== DATA FOR PROCESSING ==

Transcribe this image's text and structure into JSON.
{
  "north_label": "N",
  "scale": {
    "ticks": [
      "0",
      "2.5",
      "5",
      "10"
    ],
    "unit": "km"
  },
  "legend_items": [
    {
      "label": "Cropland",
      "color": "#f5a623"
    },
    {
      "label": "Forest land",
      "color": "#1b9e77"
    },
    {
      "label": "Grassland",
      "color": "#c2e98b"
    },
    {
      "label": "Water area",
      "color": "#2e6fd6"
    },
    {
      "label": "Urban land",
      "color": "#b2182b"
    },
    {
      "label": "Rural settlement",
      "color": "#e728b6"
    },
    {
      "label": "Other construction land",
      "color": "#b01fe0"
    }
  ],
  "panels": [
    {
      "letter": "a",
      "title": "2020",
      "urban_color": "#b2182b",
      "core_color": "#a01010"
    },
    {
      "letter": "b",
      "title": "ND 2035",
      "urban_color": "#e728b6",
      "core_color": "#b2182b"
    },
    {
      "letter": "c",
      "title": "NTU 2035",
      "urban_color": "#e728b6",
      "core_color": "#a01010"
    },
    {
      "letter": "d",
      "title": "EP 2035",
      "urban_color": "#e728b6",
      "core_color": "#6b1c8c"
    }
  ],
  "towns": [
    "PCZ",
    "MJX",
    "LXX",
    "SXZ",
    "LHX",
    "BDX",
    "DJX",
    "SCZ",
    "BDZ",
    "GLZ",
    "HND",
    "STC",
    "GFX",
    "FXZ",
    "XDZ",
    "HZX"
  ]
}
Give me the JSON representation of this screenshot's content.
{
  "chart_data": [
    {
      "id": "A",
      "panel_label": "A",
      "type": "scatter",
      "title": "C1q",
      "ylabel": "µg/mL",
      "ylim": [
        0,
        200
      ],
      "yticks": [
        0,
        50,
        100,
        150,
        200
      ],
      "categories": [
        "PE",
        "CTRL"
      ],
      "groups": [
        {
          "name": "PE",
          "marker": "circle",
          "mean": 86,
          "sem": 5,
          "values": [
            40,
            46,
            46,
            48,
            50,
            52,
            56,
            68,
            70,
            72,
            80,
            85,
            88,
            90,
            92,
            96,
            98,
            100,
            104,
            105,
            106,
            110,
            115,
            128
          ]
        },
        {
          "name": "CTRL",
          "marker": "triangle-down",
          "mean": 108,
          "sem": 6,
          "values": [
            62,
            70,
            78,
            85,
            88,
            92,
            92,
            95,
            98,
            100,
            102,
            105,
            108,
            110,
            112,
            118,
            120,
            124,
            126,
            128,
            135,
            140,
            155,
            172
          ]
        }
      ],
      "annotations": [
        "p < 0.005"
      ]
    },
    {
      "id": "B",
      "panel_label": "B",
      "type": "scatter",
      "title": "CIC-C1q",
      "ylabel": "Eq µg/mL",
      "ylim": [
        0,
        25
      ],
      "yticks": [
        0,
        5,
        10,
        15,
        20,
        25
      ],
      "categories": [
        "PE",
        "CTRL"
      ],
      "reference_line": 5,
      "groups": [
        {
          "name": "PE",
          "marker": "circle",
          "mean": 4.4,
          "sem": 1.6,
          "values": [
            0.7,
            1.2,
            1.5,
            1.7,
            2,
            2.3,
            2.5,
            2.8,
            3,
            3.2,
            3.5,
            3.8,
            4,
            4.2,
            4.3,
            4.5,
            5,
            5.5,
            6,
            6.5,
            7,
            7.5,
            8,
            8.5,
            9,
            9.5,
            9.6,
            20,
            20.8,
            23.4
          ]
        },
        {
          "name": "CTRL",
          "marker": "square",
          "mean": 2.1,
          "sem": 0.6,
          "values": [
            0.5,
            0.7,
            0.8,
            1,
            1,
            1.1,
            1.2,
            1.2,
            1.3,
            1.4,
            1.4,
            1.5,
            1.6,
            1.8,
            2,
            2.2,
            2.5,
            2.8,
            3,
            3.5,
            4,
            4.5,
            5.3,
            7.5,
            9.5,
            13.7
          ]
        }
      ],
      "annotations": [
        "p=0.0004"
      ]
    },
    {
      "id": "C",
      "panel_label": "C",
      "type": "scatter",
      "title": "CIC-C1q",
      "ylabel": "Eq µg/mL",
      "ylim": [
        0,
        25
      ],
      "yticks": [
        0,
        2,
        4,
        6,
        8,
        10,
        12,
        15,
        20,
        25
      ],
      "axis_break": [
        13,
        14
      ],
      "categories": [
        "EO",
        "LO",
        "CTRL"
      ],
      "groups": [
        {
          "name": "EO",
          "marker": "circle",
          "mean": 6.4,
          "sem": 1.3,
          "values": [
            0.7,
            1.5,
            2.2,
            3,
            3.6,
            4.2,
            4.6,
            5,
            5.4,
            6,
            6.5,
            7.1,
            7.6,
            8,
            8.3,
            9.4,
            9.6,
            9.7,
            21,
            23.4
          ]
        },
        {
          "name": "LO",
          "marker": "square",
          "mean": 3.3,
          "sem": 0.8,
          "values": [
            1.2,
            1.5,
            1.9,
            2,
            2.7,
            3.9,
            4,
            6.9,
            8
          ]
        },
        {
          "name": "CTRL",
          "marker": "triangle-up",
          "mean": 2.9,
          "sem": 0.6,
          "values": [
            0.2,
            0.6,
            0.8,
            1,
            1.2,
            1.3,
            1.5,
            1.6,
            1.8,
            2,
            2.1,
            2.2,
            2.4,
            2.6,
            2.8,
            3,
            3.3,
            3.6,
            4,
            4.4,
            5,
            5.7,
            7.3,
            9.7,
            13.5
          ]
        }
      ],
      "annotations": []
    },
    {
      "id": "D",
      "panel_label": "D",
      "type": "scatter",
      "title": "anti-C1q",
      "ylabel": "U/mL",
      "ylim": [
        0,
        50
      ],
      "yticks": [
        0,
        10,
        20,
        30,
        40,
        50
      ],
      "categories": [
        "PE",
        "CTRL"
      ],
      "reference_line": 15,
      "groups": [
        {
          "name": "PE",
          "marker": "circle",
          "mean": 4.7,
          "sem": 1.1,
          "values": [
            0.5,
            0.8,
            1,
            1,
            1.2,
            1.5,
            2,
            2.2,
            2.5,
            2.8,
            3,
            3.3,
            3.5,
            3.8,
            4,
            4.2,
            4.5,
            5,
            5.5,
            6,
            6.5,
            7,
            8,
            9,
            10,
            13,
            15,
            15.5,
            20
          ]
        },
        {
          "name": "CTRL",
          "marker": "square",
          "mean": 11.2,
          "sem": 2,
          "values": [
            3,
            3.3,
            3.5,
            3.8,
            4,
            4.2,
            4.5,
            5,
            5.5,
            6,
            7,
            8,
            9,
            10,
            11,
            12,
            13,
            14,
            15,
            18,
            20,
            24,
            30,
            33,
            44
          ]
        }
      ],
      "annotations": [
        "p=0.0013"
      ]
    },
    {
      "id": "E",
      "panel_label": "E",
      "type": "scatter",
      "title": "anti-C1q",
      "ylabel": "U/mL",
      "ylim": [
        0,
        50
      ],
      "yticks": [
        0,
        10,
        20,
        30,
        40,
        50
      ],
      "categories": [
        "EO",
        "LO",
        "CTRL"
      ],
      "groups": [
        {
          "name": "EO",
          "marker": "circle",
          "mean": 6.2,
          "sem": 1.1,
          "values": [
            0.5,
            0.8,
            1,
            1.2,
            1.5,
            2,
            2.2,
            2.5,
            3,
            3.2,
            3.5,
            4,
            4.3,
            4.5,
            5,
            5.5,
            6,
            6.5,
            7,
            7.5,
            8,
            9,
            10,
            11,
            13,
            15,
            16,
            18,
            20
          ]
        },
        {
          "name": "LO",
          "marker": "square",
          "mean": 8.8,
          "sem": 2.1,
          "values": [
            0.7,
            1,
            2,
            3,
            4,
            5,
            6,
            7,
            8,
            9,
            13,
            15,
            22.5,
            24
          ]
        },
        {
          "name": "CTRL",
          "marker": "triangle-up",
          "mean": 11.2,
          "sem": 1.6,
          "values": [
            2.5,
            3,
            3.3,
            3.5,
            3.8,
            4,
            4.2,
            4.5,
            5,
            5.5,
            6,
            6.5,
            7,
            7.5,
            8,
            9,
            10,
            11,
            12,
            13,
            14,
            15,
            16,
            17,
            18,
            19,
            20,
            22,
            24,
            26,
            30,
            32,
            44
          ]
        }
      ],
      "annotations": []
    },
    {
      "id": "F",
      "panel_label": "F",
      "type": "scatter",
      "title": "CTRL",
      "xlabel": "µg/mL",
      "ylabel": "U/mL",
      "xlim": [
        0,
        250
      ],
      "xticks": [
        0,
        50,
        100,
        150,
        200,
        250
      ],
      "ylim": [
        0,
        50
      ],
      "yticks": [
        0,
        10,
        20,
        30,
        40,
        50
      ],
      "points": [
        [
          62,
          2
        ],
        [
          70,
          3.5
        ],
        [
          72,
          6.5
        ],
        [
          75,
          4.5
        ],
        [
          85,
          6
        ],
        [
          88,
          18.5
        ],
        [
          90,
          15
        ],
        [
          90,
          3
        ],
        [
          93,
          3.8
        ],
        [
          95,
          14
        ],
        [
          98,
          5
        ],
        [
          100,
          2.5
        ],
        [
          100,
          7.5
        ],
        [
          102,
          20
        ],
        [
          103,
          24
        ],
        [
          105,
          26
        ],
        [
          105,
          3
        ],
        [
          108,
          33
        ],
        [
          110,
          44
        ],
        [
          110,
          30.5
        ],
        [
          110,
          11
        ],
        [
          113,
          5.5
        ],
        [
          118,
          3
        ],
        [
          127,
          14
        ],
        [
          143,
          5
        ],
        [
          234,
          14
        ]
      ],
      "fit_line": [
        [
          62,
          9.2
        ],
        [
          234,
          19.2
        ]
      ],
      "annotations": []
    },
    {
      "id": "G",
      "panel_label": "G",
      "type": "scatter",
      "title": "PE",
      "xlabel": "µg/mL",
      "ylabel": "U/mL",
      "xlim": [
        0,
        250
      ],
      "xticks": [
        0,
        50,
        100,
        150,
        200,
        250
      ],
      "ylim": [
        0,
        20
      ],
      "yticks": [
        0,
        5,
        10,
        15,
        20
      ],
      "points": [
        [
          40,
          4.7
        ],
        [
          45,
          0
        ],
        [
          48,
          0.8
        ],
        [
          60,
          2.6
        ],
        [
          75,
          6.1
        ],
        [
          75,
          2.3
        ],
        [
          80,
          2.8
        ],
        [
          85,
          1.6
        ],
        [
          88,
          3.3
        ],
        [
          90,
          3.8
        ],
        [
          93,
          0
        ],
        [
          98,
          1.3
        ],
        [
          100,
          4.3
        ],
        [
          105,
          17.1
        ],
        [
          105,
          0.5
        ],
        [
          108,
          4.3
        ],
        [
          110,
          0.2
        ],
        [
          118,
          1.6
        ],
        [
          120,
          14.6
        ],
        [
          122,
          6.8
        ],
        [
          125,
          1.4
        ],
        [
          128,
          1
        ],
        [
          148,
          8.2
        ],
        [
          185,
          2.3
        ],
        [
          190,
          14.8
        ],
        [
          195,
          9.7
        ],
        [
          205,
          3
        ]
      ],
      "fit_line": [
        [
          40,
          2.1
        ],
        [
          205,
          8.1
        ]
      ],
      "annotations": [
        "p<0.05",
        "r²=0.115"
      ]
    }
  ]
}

== DESCRIPTION OF THE TASK ==
Lines from the records above that hold "this" are the ones to list.

== FULL RESPONSE ==
Transcribe this image's text and structure into JSON.
Give me the JSON representation of this screenshot's content.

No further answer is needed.